=== WRITTEN REQUEST ===
Locate the word "Model" in the entries below, then gather every line that holds it.

=== DATA SHOWN ===
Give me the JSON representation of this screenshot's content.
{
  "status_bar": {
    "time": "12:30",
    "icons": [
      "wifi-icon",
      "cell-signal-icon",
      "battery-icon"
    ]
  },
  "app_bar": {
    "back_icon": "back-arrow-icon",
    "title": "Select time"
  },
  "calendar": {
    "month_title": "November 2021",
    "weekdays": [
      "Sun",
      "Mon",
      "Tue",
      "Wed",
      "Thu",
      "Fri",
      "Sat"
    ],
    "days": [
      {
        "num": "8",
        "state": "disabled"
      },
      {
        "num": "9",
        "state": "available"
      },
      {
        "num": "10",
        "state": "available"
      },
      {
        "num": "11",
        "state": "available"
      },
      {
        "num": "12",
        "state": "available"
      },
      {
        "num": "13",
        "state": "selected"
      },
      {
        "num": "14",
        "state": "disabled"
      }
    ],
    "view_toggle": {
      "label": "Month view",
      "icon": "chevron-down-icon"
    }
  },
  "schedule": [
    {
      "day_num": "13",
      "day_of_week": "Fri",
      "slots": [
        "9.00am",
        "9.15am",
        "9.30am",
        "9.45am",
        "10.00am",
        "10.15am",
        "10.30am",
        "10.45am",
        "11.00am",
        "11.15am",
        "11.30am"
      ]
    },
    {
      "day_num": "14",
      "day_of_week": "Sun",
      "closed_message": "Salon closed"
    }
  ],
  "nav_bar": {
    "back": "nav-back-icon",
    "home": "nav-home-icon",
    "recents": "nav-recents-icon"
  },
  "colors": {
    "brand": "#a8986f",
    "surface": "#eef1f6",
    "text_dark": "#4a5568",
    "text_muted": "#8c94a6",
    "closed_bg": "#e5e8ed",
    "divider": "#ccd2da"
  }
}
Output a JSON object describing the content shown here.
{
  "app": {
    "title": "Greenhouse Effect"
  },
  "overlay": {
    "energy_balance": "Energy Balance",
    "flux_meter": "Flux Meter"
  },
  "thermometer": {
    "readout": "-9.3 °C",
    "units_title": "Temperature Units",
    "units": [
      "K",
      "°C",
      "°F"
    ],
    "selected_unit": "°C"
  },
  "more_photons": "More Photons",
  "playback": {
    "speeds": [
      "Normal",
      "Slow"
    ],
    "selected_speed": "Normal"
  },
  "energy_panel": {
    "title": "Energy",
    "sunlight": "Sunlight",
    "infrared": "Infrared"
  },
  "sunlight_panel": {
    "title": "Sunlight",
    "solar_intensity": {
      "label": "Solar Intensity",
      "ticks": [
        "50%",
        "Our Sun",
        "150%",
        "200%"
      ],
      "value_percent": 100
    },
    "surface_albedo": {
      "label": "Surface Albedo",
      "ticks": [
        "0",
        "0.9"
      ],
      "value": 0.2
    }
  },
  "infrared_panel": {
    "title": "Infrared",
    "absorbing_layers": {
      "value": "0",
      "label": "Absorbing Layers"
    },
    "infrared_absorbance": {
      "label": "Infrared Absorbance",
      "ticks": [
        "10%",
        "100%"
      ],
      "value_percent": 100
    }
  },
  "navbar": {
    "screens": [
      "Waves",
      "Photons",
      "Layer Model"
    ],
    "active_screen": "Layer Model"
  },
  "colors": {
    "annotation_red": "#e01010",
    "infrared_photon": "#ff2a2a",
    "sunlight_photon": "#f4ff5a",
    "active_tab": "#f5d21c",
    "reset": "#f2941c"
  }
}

=== RESULT FOR THIS EXERCISE ===
      "Layer Model"
    "active_screen": "Layer Model"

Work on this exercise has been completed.